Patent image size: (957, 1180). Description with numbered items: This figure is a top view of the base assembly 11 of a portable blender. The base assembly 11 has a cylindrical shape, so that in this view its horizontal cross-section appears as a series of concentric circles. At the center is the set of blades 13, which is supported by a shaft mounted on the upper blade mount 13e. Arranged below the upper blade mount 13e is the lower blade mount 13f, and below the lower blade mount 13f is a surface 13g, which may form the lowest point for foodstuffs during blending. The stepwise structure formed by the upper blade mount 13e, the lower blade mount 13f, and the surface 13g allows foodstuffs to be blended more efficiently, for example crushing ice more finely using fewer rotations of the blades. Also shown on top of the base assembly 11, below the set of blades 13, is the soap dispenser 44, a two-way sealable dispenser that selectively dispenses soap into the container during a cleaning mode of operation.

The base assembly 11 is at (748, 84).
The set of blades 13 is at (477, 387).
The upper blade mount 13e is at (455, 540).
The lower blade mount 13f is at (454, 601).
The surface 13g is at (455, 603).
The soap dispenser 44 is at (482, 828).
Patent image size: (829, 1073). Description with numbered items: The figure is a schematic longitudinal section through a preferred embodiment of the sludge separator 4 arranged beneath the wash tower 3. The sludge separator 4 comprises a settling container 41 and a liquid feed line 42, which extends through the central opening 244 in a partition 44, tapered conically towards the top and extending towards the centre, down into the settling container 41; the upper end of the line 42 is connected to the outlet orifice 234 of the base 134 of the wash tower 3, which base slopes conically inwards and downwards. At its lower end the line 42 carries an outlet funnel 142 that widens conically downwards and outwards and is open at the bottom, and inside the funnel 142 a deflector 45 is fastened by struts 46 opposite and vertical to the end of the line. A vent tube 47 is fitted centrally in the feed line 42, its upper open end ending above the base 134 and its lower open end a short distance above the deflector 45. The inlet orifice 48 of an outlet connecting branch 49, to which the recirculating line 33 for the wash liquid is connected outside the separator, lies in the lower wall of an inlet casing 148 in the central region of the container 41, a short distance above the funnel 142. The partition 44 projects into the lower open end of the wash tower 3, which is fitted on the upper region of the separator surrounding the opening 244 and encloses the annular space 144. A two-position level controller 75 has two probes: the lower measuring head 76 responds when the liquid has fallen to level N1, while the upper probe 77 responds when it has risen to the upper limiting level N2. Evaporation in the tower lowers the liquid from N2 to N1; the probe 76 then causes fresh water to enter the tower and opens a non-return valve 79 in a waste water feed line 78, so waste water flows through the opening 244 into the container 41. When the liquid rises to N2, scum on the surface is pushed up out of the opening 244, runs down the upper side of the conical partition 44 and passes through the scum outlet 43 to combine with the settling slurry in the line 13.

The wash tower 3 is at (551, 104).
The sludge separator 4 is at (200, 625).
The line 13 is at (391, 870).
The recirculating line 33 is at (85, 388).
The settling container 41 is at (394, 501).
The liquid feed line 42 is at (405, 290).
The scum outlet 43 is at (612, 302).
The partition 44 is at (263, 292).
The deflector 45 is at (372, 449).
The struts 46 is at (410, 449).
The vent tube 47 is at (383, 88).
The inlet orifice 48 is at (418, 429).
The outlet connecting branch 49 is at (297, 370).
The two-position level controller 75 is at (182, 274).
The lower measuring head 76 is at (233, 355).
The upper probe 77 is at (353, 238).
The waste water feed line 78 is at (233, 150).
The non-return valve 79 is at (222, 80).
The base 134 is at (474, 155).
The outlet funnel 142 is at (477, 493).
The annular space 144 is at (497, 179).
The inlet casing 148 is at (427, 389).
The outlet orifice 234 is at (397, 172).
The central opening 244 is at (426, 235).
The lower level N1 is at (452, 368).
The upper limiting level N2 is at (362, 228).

### Goal
Output all of the data above again, line for line, with no changes.

### Result for this task
Patent image size: (957, 1180). Description with numbered items: This figure is a top view of the base assembly 11 of a portable blender. The base assembly 11 has a cylindrical shape, so that in this view its horizontal cross-section appears as a series of concentric circles. At the center is the set of blades 13, which is supported by a shaft mounted on the upper blade mount 13e. Arranged below the upper blade mount 13e is the lower blade mount 13f, and below the lower blade mount 13f is a surface 13g, which may form the lowest point for foodstuffs during blending. The stepwise structure formed by the upper blade mount 13e, the lower blade mount 13f, and the surface 13g allows foodstuffs to be blended more efficiently, for example crushing ice more finely using fewer rotations of the blades. Also shown on top of the base assembly 11, below the set of blades 13, is the soap dispenser 44, a two-way sealable dispenser that selectively dispenses soap into the container during a cleaning mode of operation.

The base assembly 11 is at (748, 84).
The set of blades 13 is at (477, 387).
The upper blade mount 13e is at (455, 540).
The lower blade mount 13f is at (454, 601).
The surface 13g is at (455, 603).
The soap dispenser 44 is at (482, 828).
Patent image size: (829, 1073). Description with numbered items: The figure is a schematic longitudinal section through a preferred embodiment of the sludge separator 4 arranged beneath the wash tower 3. The sludge separator 4 comprises a settling container 41 and a liquid feed line 42, which extends through the central opening 244 in a partition 44, tapered conically towards the top and extending towards the centre, down into the settling container 41; the upper end of the line 42 is connected to the outlet orifice 234 of the base 134 of the wash tower 3, which base slopes conically inwards and downwards. At its lower end the line 42 carries an outlet funnel 142 that widens conically downwards and outwards and is open at the bottom, and inside the funnel 142 a deflector 45 is fastened by struts 46 opposite and vertical to the end of the line. A vent tube 47 is fitted centrally in the feed line 42, its upper open end ending above the base 134 and its lower open end a short distance above the deflector 45. The inlet orifice 48 of an outlet connecting branch 49, to which the recirculating line 33 for the wash liquid is connected outside the separator, lies in the lower wall of an inlet casing 148 in the central region of the container 41, a short distance above the funnel 142. The partition 44 projects into the lower open end of the wash tower 3, which is fitted on the upper region of the separator surrounding the opening 244 and encloses the annular space 144. A two-position level controller 75 has two probes: the lower measuring head 76 responds when the liquid has fallen to level N1, while the upper probe 77 responds when it has risen to the upper limiting level N2. Evaporation in the tower lowers the liquid from N2 to N1; the probe 76 then causes fresh water to enter the tower and opens a non-return valve 79 in a waste water feed line 78, so waste water flows through the opening 244 into the container 41. When the liquid rises to N2, scum on the surface is pushed up out of the opening 244, runs down the upper side of the conical partition 44 and passes through the scum outlet 43 to combine with the settling slurry in the line 13.

The wash tower 3 is at (551, 104).
The sludge separator 4 is at (200, 625).
The line 13 is at (391, 870).
The recirculating line 33 is at (85, 388).
The settling container 41 is at (394, 501).
The liquid feed line 42 is at (405, 290).
The scum outlet 43 is at (612, 302).
The partition 44 is at (263, 292).
The deflector 45 is at (372, 449).
The struts 46 is at (410, 449).
The vent tube 47 is at (383, 88).
The inlet orifice 48 is at (418, 429).
The outlet connecting branch 49 is at (297, 370).
The two-position level controller 75 is at (182, 274).
The lower measuring head 76 is at (233, 355).
The upper probe 77 is at (353, 238).
The waste water feed line 78 is at (233, 150).
The non-return valve 79 is at (222, 80).
The base 134 is at (474, 155).
The outlet funnel 142 is at (477, 493).
The annular space 144 is at (497, 179).
The inlet casing 148 is at (427, 389).
The outlet orifice 234 is at (397, 172).
The central opening 244 is at (426, 235).
The lower level N1 is at (452, 368).
The upper limiting level N2 is at (362, 228).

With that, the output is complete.